* [What to do]
Return all lines with the word "title" in them.

(Source data)
******************************

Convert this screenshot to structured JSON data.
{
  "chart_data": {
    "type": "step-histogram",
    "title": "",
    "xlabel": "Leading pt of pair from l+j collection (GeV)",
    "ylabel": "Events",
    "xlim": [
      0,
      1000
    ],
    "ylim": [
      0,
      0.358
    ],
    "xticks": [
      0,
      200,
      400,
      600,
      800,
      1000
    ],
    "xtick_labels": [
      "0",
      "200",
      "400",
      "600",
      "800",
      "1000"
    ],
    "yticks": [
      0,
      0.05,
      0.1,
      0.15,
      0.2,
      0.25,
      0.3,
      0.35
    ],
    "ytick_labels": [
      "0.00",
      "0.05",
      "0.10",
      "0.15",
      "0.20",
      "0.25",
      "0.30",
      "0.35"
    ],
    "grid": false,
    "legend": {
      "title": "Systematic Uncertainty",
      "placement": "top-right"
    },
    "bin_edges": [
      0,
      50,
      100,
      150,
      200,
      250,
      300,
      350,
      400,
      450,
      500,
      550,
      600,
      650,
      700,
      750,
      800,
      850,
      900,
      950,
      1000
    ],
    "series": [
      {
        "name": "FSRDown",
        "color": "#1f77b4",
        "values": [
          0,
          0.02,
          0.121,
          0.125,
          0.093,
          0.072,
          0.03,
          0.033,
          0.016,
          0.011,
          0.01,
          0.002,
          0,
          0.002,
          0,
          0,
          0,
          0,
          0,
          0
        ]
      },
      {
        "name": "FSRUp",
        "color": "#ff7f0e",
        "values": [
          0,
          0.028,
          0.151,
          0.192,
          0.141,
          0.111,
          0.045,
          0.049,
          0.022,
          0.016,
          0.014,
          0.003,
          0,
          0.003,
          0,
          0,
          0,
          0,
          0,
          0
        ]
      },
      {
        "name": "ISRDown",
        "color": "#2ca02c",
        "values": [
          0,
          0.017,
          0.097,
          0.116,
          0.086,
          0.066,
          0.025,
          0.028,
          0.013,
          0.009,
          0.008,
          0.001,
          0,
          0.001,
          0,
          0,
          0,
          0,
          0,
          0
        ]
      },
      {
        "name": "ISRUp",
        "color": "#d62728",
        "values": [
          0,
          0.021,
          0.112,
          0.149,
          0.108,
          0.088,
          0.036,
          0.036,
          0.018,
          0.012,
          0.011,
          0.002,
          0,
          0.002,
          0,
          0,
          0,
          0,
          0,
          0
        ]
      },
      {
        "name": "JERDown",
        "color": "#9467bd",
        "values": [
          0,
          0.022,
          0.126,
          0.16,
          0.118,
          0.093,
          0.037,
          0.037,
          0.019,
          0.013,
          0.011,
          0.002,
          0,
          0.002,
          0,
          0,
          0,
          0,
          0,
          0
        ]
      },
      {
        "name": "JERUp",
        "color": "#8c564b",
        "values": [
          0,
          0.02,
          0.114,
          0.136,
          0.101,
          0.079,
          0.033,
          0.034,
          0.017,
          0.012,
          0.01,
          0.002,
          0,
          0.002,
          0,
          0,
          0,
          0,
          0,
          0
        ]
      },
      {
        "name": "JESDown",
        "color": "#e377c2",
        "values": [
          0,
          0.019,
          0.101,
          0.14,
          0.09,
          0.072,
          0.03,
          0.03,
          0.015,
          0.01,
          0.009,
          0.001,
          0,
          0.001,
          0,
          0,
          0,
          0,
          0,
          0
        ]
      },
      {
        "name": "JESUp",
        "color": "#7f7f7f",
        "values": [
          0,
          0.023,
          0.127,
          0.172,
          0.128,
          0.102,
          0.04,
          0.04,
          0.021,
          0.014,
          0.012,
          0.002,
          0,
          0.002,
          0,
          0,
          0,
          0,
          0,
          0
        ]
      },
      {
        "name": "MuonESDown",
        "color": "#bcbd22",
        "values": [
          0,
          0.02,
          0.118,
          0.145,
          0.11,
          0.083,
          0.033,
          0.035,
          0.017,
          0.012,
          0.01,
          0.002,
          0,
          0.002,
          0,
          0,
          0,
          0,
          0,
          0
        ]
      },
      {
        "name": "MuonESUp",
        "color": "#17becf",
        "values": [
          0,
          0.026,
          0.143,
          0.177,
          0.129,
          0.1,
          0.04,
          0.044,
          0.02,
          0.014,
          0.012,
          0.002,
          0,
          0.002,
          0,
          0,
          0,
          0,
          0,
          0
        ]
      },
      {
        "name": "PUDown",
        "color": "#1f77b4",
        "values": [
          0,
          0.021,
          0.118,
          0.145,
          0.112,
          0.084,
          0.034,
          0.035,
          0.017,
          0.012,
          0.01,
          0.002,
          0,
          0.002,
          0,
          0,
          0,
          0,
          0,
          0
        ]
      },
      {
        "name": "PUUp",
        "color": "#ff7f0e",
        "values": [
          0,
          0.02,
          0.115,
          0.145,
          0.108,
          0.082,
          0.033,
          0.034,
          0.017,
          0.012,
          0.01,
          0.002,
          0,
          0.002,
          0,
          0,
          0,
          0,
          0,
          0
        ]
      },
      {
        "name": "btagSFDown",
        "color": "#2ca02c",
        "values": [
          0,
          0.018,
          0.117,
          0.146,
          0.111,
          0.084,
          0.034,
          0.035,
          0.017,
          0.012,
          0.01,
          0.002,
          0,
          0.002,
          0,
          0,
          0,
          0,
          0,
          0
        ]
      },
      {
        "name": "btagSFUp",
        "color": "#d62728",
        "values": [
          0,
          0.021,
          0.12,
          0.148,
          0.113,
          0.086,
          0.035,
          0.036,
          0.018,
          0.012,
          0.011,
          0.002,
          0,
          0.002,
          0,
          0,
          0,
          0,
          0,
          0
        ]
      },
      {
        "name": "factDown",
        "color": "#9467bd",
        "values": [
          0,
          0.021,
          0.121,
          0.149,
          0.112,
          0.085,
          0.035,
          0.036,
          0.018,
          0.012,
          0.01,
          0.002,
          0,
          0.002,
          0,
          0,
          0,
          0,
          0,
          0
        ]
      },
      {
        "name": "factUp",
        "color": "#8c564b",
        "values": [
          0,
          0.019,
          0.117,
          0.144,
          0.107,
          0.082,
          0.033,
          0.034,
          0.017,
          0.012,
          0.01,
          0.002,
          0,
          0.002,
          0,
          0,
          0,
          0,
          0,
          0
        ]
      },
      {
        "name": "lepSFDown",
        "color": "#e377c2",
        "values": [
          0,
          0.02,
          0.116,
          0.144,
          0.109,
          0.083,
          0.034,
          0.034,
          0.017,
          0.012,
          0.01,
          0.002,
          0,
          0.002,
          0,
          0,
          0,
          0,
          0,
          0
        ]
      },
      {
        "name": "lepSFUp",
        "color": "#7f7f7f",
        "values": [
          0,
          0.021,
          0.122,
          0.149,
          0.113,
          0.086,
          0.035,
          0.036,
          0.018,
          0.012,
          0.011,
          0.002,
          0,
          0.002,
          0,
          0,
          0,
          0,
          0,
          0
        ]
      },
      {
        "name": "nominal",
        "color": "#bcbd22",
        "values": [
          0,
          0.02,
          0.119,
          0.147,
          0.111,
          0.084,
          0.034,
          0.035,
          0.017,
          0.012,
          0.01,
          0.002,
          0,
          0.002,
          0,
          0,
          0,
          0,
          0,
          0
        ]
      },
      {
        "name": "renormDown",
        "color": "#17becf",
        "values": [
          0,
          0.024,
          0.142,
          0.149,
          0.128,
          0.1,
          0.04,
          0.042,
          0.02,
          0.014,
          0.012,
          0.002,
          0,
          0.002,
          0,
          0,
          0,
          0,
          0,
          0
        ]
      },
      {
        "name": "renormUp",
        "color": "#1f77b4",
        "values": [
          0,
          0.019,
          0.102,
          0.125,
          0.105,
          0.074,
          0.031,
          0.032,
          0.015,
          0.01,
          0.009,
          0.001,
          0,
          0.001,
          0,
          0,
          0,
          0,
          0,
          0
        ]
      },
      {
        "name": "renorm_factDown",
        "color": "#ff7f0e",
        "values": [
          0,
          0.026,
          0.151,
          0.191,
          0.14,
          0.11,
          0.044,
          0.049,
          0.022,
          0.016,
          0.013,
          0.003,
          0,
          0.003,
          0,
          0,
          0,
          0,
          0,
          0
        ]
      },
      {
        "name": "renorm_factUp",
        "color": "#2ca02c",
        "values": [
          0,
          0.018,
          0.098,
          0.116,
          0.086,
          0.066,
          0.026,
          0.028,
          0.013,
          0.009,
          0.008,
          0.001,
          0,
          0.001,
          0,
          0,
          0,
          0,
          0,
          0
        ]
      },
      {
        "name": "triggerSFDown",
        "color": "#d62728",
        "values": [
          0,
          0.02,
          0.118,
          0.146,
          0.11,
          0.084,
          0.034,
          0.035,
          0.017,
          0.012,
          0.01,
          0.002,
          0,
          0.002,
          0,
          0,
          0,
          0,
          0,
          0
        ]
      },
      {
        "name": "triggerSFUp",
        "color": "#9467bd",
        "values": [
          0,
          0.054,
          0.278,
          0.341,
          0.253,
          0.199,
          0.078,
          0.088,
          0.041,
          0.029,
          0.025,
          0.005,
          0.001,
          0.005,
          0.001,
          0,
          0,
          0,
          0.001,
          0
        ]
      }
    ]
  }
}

******************************

* [Task result]
    "title": "",
      "title": "Systematic Uncertainty",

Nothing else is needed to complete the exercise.